▶ _EXERCISE BRIEF_: Filter the listing and keep only the lines with the word "SHOULD".

(Saved entries)

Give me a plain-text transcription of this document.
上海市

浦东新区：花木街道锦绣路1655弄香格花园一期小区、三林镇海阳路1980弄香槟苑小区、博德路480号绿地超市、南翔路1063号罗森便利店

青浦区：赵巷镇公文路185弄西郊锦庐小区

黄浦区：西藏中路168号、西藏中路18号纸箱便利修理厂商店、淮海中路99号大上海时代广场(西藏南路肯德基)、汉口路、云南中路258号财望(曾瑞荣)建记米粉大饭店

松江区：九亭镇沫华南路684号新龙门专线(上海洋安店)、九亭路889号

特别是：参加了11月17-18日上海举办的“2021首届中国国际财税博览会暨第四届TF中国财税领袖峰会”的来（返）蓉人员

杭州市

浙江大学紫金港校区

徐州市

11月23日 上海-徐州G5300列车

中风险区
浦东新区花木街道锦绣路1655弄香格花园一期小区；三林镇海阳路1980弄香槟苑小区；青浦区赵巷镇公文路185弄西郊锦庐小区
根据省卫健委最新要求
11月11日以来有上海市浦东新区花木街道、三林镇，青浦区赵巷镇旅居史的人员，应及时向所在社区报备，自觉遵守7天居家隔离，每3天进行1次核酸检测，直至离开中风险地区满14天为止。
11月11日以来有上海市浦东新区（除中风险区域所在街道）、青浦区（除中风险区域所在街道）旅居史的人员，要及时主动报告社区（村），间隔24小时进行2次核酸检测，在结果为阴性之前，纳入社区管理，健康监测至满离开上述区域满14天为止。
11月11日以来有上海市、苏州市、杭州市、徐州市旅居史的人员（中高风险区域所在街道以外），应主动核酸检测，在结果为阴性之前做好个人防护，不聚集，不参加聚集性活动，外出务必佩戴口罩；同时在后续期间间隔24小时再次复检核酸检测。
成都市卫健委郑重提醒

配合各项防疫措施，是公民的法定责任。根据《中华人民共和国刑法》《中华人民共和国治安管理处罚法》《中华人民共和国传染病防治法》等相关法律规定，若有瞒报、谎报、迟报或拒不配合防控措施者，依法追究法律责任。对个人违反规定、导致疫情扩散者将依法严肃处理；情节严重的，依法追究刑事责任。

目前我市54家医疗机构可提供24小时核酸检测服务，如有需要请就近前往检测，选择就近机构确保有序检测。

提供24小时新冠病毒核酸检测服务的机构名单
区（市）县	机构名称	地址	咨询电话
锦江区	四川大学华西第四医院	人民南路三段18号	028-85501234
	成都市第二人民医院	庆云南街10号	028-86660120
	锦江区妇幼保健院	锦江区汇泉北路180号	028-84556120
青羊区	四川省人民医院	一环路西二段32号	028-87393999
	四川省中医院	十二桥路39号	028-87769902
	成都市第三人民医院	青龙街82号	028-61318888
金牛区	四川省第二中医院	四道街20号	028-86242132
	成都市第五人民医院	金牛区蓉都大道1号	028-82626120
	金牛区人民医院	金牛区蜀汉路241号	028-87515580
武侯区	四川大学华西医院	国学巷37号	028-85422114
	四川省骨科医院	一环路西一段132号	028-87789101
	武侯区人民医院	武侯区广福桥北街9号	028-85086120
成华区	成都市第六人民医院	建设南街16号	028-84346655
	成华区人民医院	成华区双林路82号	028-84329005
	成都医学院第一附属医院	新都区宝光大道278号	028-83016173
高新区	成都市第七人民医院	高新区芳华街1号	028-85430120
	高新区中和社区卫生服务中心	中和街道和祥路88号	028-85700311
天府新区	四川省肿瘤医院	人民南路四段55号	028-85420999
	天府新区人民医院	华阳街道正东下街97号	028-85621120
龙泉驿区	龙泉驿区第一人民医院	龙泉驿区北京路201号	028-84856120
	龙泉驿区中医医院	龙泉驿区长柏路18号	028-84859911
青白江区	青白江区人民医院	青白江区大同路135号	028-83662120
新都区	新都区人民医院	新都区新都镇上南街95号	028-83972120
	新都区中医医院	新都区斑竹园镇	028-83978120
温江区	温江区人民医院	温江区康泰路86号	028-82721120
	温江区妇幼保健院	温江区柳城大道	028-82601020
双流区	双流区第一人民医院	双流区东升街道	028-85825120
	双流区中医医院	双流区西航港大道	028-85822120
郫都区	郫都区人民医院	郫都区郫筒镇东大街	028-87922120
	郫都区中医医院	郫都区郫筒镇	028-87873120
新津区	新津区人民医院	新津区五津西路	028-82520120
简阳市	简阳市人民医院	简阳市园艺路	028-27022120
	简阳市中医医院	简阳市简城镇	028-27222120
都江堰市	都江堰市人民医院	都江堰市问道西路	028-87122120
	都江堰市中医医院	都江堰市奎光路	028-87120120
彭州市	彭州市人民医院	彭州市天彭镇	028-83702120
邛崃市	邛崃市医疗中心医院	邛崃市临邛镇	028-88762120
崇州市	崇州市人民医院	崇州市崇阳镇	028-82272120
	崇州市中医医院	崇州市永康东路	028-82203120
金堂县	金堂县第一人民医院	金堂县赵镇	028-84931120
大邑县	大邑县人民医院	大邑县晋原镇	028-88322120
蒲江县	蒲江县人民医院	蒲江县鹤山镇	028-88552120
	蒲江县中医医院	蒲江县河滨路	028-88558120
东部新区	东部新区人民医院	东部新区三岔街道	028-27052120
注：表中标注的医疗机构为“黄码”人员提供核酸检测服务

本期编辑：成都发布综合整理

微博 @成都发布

* * *

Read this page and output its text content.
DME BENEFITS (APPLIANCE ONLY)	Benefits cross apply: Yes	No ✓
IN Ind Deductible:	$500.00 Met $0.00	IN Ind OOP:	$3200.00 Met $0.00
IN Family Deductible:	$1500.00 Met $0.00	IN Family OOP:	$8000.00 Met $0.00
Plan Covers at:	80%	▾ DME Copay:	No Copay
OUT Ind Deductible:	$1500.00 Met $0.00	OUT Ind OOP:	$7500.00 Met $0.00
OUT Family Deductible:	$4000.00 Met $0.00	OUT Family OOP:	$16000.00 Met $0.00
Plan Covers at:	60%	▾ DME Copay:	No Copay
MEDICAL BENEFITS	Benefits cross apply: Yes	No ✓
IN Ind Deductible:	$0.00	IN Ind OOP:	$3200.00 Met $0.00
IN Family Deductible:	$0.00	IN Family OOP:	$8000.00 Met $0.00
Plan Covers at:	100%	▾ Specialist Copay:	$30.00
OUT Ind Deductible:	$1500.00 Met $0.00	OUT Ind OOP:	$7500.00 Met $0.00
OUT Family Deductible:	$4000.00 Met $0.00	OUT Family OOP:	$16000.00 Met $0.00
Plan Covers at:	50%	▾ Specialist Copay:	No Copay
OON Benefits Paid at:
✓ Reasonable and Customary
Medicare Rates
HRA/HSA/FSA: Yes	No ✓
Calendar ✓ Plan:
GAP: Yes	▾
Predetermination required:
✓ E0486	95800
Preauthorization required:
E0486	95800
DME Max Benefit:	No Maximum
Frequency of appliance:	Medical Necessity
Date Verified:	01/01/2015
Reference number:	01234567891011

...

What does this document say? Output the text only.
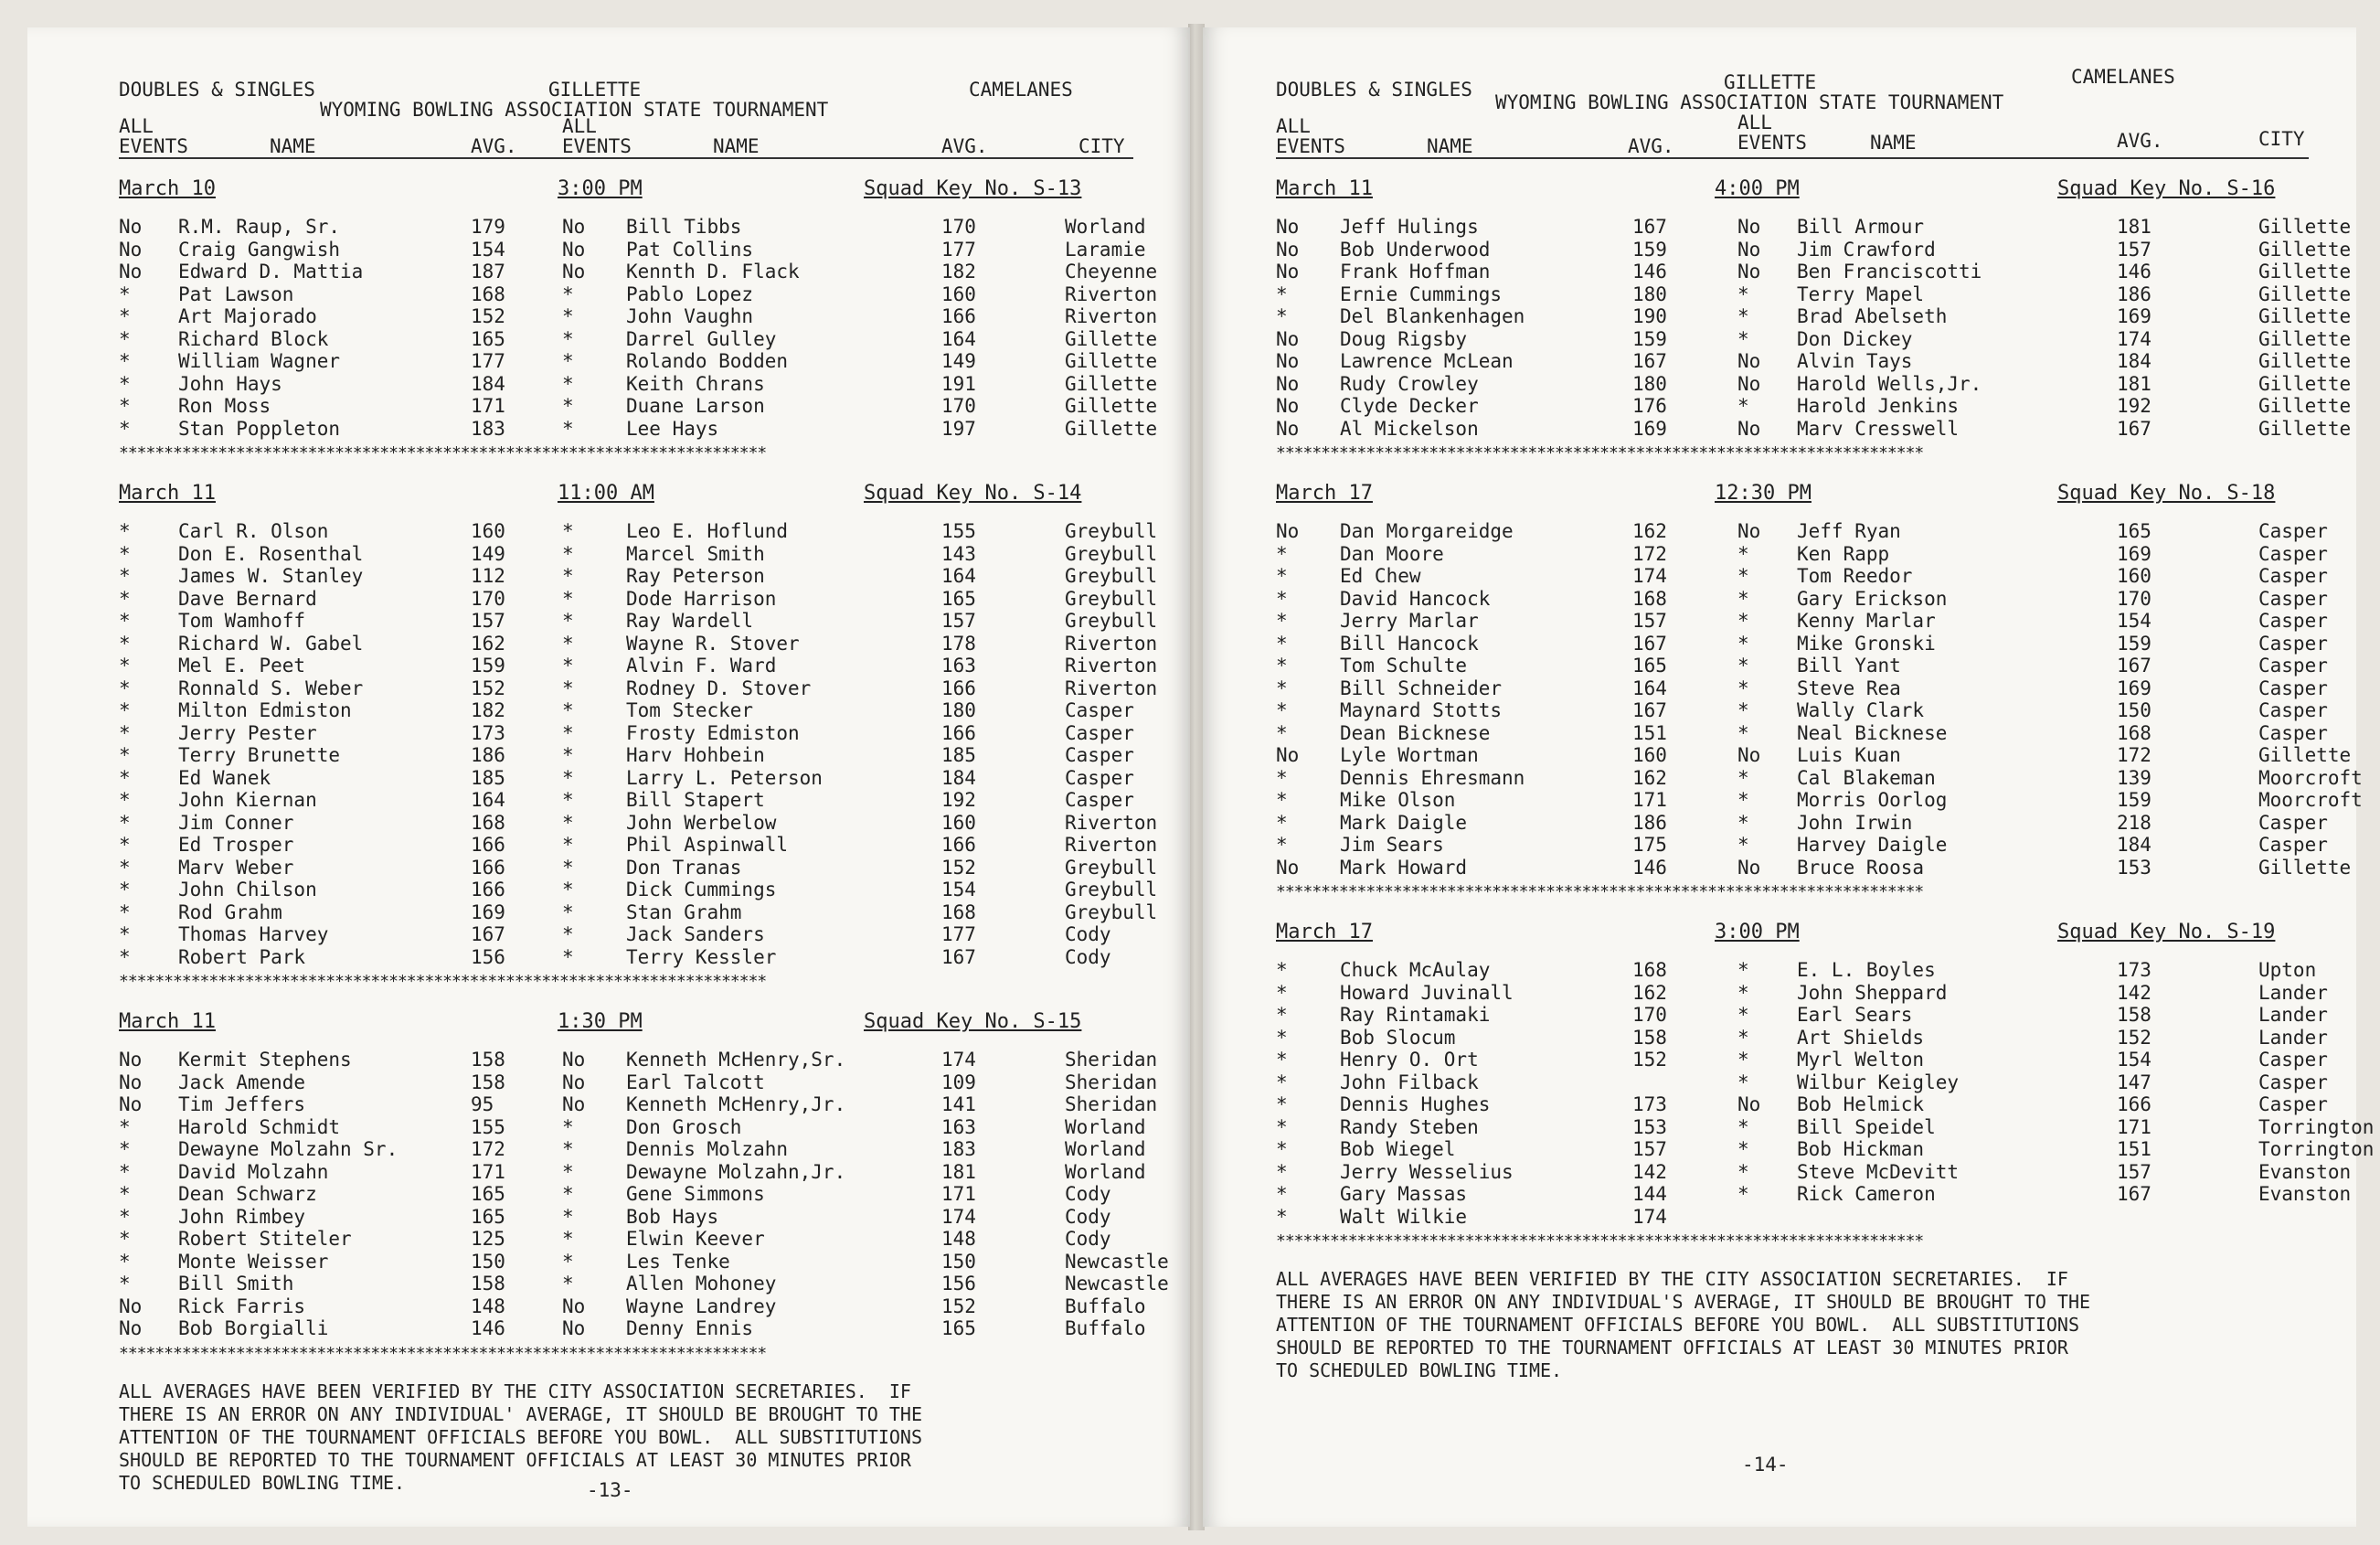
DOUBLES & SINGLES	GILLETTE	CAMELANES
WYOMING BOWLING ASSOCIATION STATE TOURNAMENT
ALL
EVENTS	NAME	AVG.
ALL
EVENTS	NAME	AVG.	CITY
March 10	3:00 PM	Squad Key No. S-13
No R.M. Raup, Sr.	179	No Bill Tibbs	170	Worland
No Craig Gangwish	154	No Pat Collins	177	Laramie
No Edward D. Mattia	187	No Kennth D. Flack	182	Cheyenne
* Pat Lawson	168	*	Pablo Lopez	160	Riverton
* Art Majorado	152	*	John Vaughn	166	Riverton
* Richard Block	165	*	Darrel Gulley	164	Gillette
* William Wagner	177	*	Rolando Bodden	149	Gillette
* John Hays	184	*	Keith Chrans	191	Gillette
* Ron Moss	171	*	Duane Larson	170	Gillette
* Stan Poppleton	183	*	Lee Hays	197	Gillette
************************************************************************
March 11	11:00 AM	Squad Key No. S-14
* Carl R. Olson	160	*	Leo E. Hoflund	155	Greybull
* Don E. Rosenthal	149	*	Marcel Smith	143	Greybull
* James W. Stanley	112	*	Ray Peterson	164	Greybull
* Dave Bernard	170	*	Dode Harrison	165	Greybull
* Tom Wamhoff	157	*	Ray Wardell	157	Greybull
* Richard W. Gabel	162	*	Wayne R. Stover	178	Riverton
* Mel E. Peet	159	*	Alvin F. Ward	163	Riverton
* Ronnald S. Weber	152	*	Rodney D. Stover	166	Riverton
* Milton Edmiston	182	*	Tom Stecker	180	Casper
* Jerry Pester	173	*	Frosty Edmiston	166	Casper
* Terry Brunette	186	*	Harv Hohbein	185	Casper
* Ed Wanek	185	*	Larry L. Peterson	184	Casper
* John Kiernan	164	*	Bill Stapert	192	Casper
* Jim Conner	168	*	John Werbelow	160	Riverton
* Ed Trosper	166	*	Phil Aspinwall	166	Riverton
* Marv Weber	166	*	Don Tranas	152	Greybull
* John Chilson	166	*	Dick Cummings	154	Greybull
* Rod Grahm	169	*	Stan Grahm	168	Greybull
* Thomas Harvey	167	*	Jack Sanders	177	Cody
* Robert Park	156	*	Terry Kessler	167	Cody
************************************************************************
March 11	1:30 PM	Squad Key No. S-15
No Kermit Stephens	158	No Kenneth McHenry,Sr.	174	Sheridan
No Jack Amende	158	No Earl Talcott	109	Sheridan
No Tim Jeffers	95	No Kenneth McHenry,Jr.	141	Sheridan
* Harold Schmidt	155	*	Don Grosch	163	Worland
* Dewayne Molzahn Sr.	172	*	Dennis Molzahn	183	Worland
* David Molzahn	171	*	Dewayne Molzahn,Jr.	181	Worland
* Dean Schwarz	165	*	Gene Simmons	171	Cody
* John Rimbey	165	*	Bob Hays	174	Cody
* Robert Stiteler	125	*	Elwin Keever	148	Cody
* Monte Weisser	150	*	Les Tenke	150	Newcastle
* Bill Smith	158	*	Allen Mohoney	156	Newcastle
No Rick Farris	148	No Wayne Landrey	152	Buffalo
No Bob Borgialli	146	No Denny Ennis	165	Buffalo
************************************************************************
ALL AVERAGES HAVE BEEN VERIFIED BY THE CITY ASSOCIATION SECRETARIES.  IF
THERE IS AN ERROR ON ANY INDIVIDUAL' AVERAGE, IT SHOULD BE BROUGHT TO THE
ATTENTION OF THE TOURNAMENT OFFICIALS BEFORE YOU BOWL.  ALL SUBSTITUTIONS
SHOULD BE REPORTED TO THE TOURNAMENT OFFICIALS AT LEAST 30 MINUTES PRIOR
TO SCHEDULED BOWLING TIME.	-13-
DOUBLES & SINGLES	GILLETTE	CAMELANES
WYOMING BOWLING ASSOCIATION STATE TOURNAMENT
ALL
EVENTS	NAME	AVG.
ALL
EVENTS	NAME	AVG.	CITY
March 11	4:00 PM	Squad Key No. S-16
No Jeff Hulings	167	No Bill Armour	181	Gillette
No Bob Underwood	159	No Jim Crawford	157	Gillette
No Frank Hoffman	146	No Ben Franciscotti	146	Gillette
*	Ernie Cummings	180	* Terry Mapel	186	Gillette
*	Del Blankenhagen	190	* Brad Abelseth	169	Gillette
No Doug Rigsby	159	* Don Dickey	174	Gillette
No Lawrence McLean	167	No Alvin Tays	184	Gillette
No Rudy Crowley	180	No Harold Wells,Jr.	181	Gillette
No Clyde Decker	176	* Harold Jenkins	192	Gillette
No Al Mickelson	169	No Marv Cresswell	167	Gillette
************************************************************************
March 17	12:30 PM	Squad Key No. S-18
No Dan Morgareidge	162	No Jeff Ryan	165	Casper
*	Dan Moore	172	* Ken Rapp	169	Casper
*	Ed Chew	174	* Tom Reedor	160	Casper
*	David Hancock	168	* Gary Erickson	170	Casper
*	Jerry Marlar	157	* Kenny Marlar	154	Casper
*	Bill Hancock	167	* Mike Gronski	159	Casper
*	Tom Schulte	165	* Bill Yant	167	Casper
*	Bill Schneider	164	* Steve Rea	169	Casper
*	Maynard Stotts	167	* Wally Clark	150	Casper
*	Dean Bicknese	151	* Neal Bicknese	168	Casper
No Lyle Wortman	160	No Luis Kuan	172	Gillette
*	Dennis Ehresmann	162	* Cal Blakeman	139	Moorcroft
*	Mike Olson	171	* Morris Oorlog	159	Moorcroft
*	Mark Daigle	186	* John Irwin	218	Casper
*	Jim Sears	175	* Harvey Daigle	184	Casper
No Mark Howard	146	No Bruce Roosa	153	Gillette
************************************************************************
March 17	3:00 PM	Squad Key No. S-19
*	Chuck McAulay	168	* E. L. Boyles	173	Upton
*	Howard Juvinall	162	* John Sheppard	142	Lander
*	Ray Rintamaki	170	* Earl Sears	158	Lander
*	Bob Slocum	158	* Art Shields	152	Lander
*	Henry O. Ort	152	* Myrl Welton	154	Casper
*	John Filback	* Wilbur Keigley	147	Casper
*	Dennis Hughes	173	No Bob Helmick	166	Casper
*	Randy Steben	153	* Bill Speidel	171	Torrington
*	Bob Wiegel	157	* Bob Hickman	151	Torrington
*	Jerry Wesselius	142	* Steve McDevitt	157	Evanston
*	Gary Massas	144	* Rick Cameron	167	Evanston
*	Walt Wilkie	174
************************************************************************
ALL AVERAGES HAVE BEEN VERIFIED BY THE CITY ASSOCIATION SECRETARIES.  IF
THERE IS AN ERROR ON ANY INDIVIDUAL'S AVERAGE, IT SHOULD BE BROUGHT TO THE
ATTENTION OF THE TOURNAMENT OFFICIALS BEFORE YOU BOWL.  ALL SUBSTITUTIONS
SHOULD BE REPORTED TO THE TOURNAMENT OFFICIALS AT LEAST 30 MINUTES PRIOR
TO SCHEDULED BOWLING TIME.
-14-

▶ _FINISHED TASK_:
THERE IS AN ERROR ON ANY INDIVIDUAL' AVERAGE, IT SHOULD BE BROUGHT TO THE
SHOULD BE REPORTED TO THE TOURNAMENT OFFICIALS AT LEAST 30 MINUTES PRIOR
THERE IS AN ERROR ON ANY INDIVIDUAL'S AVERAGE, IT SHOULD BE BROUGHT TO THE
SHOULD BE REPORTED TO THE TOURNAMENT OFFICIALS AT LEAST 30 MINUTES PRIOR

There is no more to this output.